• _WRITTEN PROBLEM_
Each entry below is to be written out exactly, and the pictures are to be left out.

(Entries from a visual dataset)
○ ○ ○ ○ ○ ○ ○
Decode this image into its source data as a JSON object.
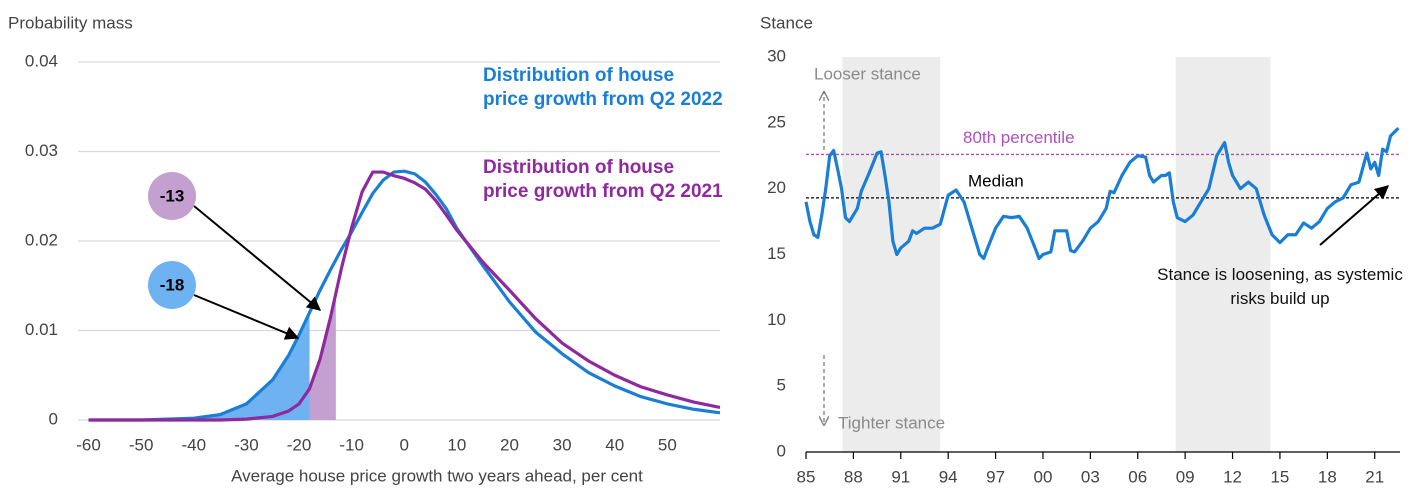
{
  "chart_data": [
    {
      "type": "line",
      "y_label": "Probability mass",
      "x_label": "Average house price growth two years ahead, per cent",
      "xlim": [
        -62,
        60
      ],
      "xticks": [
        -60,
        -50,
        -40,
        -30,
        -20,
        -10,
        0,
        10,
        20,
        30,
        40,
        50
      ],
      "ylim": [
        0,
        0.04
      ],
      "yticks": [
        0,
        0.01,
        0.02,
        0.03,
        0.04
      ],
      "grid": true,
      "x": [
        -60,
        -55,
        -50,
        -45,
        -40,
        -35,
        -30,
        -25,
        -22,
        -20,
        -18,
        -16,
        -14,
        -12,
        -10,
        -8,
        -6,
        -4,
        -2,
        0,
        2,
        4,
        6,
        8,
        10,
        15,
        20,
        25,
        30,
        35,
        40,
        45,
        50,
        55,
        60
      ],
      "series": [
        {
          "name": "Distribution of house price growth from Q2 2022",
          "color": "#1a7fd4",
          "shade": "#6fb2f2",
          "quantile": -18,
          "values": [
            0,
            0,
            0,
            0.0001,
            0.0002,
            0.0006,
            0.0018,
            0.0045,
            0.0072,
            0.0095,
            0.012,
            0.0145,
            0.0168,
            0.019,
            0.021,
            0.0232,
            0.0253,
            0.0268,
            0.0277,
            0.0278,
            0.0275,
            0.0266,
            0.0252,
            0.0236,
            0.0214,
            0.0172,
            0.0132,
            0.0098,
            0.0074,
            0.0053,
            0.0038,
            0.0026,
            0.0018,
            0.0012,
            0.0008
          ]
        },
        {
          "name": "Distribution of house price growth from Q2 2021",
          "color": "#8e2a9e",
          "shade": "#c3a0d0",
          "quantile": -13,
          "values": [
            0,
            0,
            0,
            0,
            0,
            0,
            0.0001,
            0.0004,
            0.001,
            0.0018,
            0.0035,
            0.0068,
            0.0115,
            0.0168,
            0.0215,
            0.0255,
            0.0277,
            0.0277,
            0.0273,
            0.027,
            0.0265,
            0.0258,
            0.0245,
            0.0229,
            0.0212,
            0.0176,
            0.0145,
            0.0113,
            0.0086,
            0.0066,
            0.005,
            0.0037,
            0.0028,
            0.002,
            0.0014
          ]
        }
      ]
    },
    {
      "type": "line",
      "y_label": "Stance",
      "xlim": [
        1985,
        2022.6
      ],
      "xticks": [
        {
          "value": 1985,
          "label": "85"
        },
        {
          "value": 1988,
          "label": "88"
        },
        {
          "value": 1991,
          "label": "91"
        },
        {
          "value": 1994,
          "label": "94"
        },
        {
          "value": 1997,
          "label": "97"
        },
        {
          "value": 2000,
          "label": "00"
        },
        {
          "value": 2003,
          "label": "03"
        },
        {
          "value": 2006,
          "label": "06"
        },
        {
          "value": 2009,
          "label": "09"
        },
        {
          "value": 2012,
          "label": "12"
        },
        {
          "value": 2015,
          "label": "15"
        },
        {
          "value": 2018,
          "label": "18"
        },
        {
          "value": 2021,
          "label": "21"
        }
      ],
      "ylim": [
        0,
        30
      ],
      "yticks": [
        0,
        5,
        10,
        15,
        20,
        25,
        30
      ],
      "grid": false,
      "x_axis_line": true,
      "shaded_periods": [
        [
          1987.3,
          1993.5
        ],
        [
          2008.4,
          2014.4
        ]
      ],
      "reference_lines": [
        {
          "label": "80th percentile",
          "value": 22.6,
          "color": "#b04fc0"
        },
        {
          "label": "Median",
          "value": 19.3,
          "color": "#000000"
        }
      ],
      "annotations": [
        "Looser stance",
        "Tighter stance",
        "Stance is loosening, as systemic risks build up"
      ],
      "x": [
        1985.0,
        1985.25,
        1985.5,
        1985.75,
        1986.0,
        1986.25,
        1986.5,
        1986.75,
        1987.0,
        1987.25,
        1987.5,
        1987.75,
        1988.0,
        1988.25,
        1988.5,
        1988.75,
        1989.0,
        1989.5,
        1989.75,
        1990.0,
        1990.25,
        1990.5,
        1990.75,
        1991.0,
        1991.5,
        1991.75,
        1992.0,
        1992.5,
        1993.0,
        1993.5,
        1994.0,
        1994.5,
        1995.0,
        1995.5,
        1996.0,
        1996.25,
        1996.5,
        1997.0,
        1997.5,
        1998.0,
        1998.5,
        1999.0,
        1999.5,
        1999.75,
        2000.0,
        2000.5,
        2000.75,
        2001.5,
        2001.75,
        2002.0,
        2002.5,
        2003.0,
        2003.5,
        2004.0,
        2004.25,
        2004.5,
        2005.0,
        2005.5,
        2006.0,
        2006.5,
        2006.75,
        2007.0,
        2007.5,
        2007.75,
        2008.0,
        2008.25,
        2008.5,
        2009.0,
        2009.5,
        2010.0,
        2010.5,
        2011.0,
        2011.5,
        2011.75,
        2012.0,
        2012.5,
        2013.0,
        2013.5,
        2014.0,
        2014.5,
        2015.0,
        2015.5,
        2016.0,
        2016.5,
        2017.0,
        2017.5,
        2018.0,
        2018.5,
        2019.0,
        2019.5,
        2020.0,
        2020.5,
        2020.75,
        2021.0,
        2021.25,
        2021.5,
        2021.75,
        2022.0,
        2022.5
      ],
      "series": [
        {
          "color": "#1a7fd4",
          "values": [
            19,
            17.5,
            16.5,
            16.3,
            18,
            20,
            22.5,
            22.9,
            21.5,
            20,
            17.8,
            17.5,
            18,
            18.5,
            19.8,
            20.5,
            21.2,
            22.7,
            22.8,
            21,
            19,
            16,
            15,
            15.5,
            16,
            16.8,
            16.6,
            17,
            17,
            17.3,
            19.5,
            19.9,
            19,
            17,
            15,
            14.7,
            15.5,
            17,
            17.9,
            17.8,
            17.9,
            17,
            15.5,
            14.7,
            15,
            15.2,
            16.8,
            16.8,
            15.3,
            15.2,
            16,
            17,
            17.5,
            18.5,
            19.8,
            19.7,
            21,
            22,
            22.5,
            22.4,
            21,
            20.5,
            21,
            21,
            21.2,
            19,
            17.8,
            17.5,
            18,
            19,
            20,
            22.5,
            23.5,
            22,
            21,
            20,
            20.5,
            20,
            18,
            16.5,
            15.9,
            16.5,
            16.5,
            17.4,
            17,
            17.5,
            18.5,
            19,
            19.3,
            20.3,
            20.5,
            22.7,
            21.5,
            22,
            21,
            23,
            22.8,
            24,
            24.6
          ]
        }
      ]
    }
  ]
}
○ ○ ○ ○ ○ ○ ○
• _TASK RESULT_
Decode this image into its source data as a JSON object.
{
  "chart_data": [
    {
      "type": "line",
      "y_label": "Probability mass",
      "x_label": "Average house price growth two years ahead, per cent",
      "xlim": [
        -62,
        60
      ],
      "xticks": [
        -60,
        -50,
        -40,
        -30,
        -20,
        -10,
        0,
        10,
        20,
        30,
        40,
        50
      ],
      "ylim": [
        0,
        0.04
      ],
      "yticks": [
        0,
        0.01,
        0.02,
        0.03,
        0.04
      ],
      "grid": true,
      "x": [
        -60,
        -55,
        -50,
        -45,
        -40,
        -35,
        -30,
        -25,
        -22,
        -20,
        -18,
        -16,
        -14,
        -12,
        -10,
        -8,
        -6,
        -4,
        -2,
        0,
        2,
        4,
        6,
        8,
        10,
        15,
        20,
        25,
        30,
        35,
        40,
        45,
        50,
        55,
        60
      ],
      "series": [
        {
          "name": "Distribution of house price growth from Q2 2022",
          "color": "#1a7fd4",
          "shade": "#6fb2f2",
          "quantile": -18,
          "values": [
            0,
            0,
            0,
            0.0001,
            0.0002,
            0.0006,
            0.0018,
            0.0045,
            0.0072,
            0.0095,
            0.012,
            0.0145,
            0.0168,
            0.019,
            0.021,
            0.0232,
            0.0253,
            0.0268,
            0.0277,
            0.0278,
            0.0275,
            0.0266,
            0.0252,
            0.0236,
            0.0214,
            0.0172,
            0.0132,
            0.0098,
            0.0074,
            0.0053,
            0.0038,
            0.0026,
            0.0018,
            0.0012,
            0.0008
          ]
        },
        {
          "name": "Distribution of house price growth from Q2 2021",
          "color": "#8e2a9e",
          "shade": "#c3a0d0",
          "quantile": -13,
          "values": [
            0,
            0,
            0,
            0,
            0,
            0,
            0.0001,
            0.0004,
            0.001,
            0.0018,
            0.0035,
            0.0068,
            0.0115,
            0.0168,
            0.0215,
            0.0255,
            0.0277,
            0.0277,
            0.0273,
            0.027,
            0.0265,
            0.0258,
            0.0245,
            0.0229,
            0.0212,
            0.0176,
            0.0145,
            0.0113,
            0.0086,
            0.0066,
            0.005,
            0.0037,
            0.0028,
            0.002,
            0.0014
          ]
        }
      ]
    },
    {
      "type": "line",
      "y_label": "Stance",
      "xlim": [
        1985,
        2022.6
      ],
      "xticks": [
        {
          "value": 1985,
          "label": "85"
        },
        {
          "value": 1988,
          "label": "88"
        },
        {
          "value": 1991,
          "label": "91"
        },
        {
          "value": 1994,
          "label": "94"
        },
        {
          "value": 1997,
          "label": "97"
        },
        {
          "value": 2000,
          "label": "00"
        },
        {
          "value": 2003,
          "label": "03"
        },
        {
          "value": 2006,
          "label": "06"
        },
        {
          "value": 2009,
          "label": "09"
        },
        {
          "value": 2012,
          "label": "12"
        },
        {
          "value": 2015,
          "label": "15"
        },
        {
          "value": 2018,
          "label": "18"
        },
        {
          "value": 2021,
          "label": "21"
        }
      ],
      "ylim": [
        0,
        30
      ],
      "yticks": [
        0,
        5,
        10,
        15,
        20,
        25,
        30
      ],
      "grid": false,
      "x_axis_line": true,
      "shaded_periods": [
        [
          1987.3,
          1993.5
        ],
        [
          2008.4,
          2014.4
        ]
      ],
      "reference_lines": [
        {
          "label": "80th percentile",
          "value": 22.6,
          "color": "#b04fc0"
        },
        {
          "label": "Median",
          "value": 19.3,
          "color": "#000000"
        }
      ],
      "annotations": [
        "Looser stance",
        "Tighter stance",
        "Stance is loosening, as systemic risks build up"
      ],
      "x": [
        1985.0,
        1985.25,
        1985.5,
        1985.75,
        1986.0,
        1986.25,
        1986.5,
        1986.75,
        1987.0,
        1987.25,
        1987.5,
        1987.75,
        1988.0,
        1988.25,
        1988.5,
        1988.75,
        1989.0,
        1989.5,
        1989.75,
        1990.0,
        1990.25,
        1990.5,
        1990.75,
        1991.0,
        1991.5,
        1991.75,
        1992.0,
        1992.5,
        1993.0,
        1993.5,
        1994.0,
        1994.5,
        1995.0,
        1995.5,
        1996.0,
        1996.25,
        1996.5,
        1997.0,
        1997.5,
        1998.0,
        1998.5,
        1999.0,
        1999.5,
        1999.75,
        2000.0,
        2000.5,
        2000.75,
        2001.5,
        2001.75,
        2002.0,
        2002.5,
        2003.0,
        2003.5,
        2004.0,
        2004.25,
        2004.5,
        2005.0,
        2005.5,
        2006.0,
        2006.5,
        2006.75,
        2007.0,
        2007.5,
        2007.75,
        2008.0,
        2008.25,
        2008.5,
        2009.0,
        2009.5,
        2010.0,
        2010.5,
        2011.0,
        2011.5,
        2011.75,
        2012.0,
        2012.5,
        2013.0,
        2013.5,
        2014.0,
        2014.5,
        2015.0,
        2015.5,
        2016.0,
        2016.5,
        2017.0,
        2017.5,
        2018.0,
        2018.5,
        2019.0,
        2019.5,
        2020.0,
        2020.5,
        2020.75,
        2021.0,
        2021.25,
        2021.5,
        2021.75,
        2022.0,
        2022.5
      ],
      "series": [
        {
          "color": "#1a7fd4",
          "values": [
            19,
            17.5,
            16.5,
            16.3,
            18,
            20,
            22.5,
            22.9,
            21.5,
            20,
            17.8,
            17.5,
            18,
            18.5,
            19.8,
            20.5,
            21.2,
            22.7,
            22.8,
            21,
            19,
            16,
            15,
            15.5,
            16,
            16.8,
            16.6,
            17,
            17,
            17.3,
            19.5,
            19.9,
            19,
            17,
            15,
            14.7,
            15.5,
            17,
            17.9,
            17.8,
            17.9,
            17,
            15.5,
            14.7,
            15,
            15.2,
            16.8,
            16.8,
            15.3,
            15.2,
            16,
            17,
            17.5,
            18.5,
            19.8,
            19.7,
            21,
            22,
            22.5,
            22.4,
            21,
            20.5,
            21,
            21,
            21.2,
            19,
            17.8,
            17.5,
            18,
            19,
            20,
            22.5,
            23.5,
            22,
            21,
            20,
            20.5,
            20,
            18,
            16.5,
            15.9,
            16.5,
            16.5,
            17.4,
            17,
            17.5,
            18.5,
            19,
            19.3,
            20.3,
            20.5,
            22.7,
            21.5,
            22,
            21,
            23,
            22.8,
            24,
            24.6
          ]
        }
      ]
    }
  ]
}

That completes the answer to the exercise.